Common questions about Django mark_safe() Usage Audit

This is an audit rule that provides visibility into all mark_safe() usages, not just unsafe ones. The purpose is to create a reviewable inventory. A mark_safe() call on a static string is safe today, but if a developer later modifies the code to include a user-controlled value in that string, the mark_safe() call makes it unsafe. Auditing all call sites catches such regressions before they reach production.
format_html() is like Python's str.format() but it escapes all interpolated arguments using escape() before substituting them, and returns a SafeString. It is the recommended way to construct HTML strings from user data in Django. mark_safe() simply tags an existing string as safe without performing any escaping -- it is appropriate only when the string has already been escaped or when it is a static HTML literal.
Yes. bleach.clean() sanitizes HTML by stripping or escaping disallowed tags and attributes. Its output is safe to pass to mark_safe(). Ensure your bleach.clean() call uses a restrictive allowlist appropriate for your use case and that the strip_comments=True option is set to prevent comment-based injection.

# WHAT THIS EXERCISE ASKS
• 1. Please list every function or method that the mark_safe() audit FAQ names.
• 2. In the mark_safe() audit FAQ, which bleach.clean() option should be set to prevent comment-based injection?
• 3. Extend the mark_safe() audit FAQ beyond its final sentence.

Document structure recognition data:
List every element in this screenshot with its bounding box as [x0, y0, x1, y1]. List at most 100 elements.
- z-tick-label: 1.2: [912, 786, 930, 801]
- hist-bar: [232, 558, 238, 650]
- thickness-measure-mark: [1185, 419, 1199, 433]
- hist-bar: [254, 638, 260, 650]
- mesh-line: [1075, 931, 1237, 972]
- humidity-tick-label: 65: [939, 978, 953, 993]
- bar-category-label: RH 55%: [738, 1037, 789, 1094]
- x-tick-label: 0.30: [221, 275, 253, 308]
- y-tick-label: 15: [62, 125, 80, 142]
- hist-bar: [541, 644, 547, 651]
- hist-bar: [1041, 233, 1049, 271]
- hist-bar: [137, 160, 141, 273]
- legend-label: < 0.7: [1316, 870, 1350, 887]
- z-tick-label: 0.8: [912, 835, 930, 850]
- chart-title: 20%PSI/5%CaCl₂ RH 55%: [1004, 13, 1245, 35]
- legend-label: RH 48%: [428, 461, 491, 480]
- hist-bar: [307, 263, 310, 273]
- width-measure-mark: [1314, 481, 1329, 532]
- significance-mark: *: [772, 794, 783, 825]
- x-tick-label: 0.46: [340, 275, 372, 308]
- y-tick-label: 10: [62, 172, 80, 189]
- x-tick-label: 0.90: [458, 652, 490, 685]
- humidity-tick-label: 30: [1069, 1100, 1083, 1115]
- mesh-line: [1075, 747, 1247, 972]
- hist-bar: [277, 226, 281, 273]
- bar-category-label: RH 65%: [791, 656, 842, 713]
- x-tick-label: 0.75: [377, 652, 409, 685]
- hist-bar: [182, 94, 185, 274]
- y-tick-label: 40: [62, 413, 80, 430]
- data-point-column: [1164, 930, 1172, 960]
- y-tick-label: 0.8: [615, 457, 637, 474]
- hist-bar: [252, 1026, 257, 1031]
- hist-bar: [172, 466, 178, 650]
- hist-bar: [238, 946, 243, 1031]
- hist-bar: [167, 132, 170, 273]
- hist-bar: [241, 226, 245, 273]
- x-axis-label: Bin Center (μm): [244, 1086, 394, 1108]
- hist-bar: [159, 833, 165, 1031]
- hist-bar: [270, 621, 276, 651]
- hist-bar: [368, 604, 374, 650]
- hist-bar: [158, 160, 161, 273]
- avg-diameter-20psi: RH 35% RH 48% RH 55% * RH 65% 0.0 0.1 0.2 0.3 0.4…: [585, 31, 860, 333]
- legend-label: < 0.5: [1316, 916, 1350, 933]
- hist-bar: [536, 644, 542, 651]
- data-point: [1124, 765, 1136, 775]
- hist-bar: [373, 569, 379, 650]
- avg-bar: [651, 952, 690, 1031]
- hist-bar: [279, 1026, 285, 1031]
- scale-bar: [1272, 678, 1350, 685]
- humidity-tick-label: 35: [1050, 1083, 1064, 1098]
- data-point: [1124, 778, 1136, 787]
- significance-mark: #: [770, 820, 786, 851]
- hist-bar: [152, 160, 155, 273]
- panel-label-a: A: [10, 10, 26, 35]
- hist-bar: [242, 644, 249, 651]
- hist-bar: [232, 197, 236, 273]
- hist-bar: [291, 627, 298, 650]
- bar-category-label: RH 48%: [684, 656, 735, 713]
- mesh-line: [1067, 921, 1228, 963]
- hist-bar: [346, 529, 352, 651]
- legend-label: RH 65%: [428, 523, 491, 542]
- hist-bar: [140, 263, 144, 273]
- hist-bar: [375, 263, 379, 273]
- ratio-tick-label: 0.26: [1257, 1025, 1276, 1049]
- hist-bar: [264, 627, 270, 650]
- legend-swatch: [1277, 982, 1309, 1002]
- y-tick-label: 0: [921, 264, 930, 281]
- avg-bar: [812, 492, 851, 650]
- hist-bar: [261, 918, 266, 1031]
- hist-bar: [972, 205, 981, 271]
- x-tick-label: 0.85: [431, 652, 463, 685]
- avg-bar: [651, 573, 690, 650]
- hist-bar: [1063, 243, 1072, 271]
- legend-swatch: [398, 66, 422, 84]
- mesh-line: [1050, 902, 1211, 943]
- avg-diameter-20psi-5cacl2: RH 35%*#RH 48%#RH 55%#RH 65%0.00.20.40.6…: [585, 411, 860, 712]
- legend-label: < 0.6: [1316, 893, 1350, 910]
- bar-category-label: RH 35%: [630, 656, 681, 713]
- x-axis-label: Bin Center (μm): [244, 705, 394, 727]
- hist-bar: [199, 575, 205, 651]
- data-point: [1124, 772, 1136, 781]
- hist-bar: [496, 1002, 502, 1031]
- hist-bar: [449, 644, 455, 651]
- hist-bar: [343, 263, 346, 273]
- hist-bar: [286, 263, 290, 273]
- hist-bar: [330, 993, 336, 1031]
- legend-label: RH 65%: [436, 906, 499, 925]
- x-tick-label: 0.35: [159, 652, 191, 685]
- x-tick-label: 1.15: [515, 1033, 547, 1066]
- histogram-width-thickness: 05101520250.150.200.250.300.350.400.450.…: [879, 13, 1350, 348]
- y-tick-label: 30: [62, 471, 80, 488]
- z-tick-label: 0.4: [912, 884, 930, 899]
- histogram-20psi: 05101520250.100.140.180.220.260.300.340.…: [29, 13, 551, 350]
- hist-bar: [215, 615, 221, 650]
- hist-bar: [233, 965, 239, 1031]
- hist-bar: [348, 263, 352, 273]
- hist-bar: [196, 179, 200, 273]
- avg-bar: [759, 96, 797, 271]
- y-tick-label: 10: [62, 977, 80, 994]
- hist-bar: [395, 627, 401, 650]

# REPLIES
• 1.
mark_safe()
format_html()
str.format()
escape()
bleach.clean()

• 2. The strip_comments=True option.

• 3.
No meaningful performance difference. format_html() calls the same escape() function that you would call manually before mark_safe(). The escaping is a simple string replacement operation with negligible performance impact. Use format_html() as the default approach for all HTML construction.
Run PYTHON-DJANGO-SEC-050 (taint-based XSS detection) to find confirmed flows from user input to HttpResponse. Run this audit rule (SEC-051) to find all mark_safe() usages for manual review. Cross-reference: any mark_safe() call where the argument contains user-controlled data without prior escape() or bleach.clean() processing is an XSS vulnerability.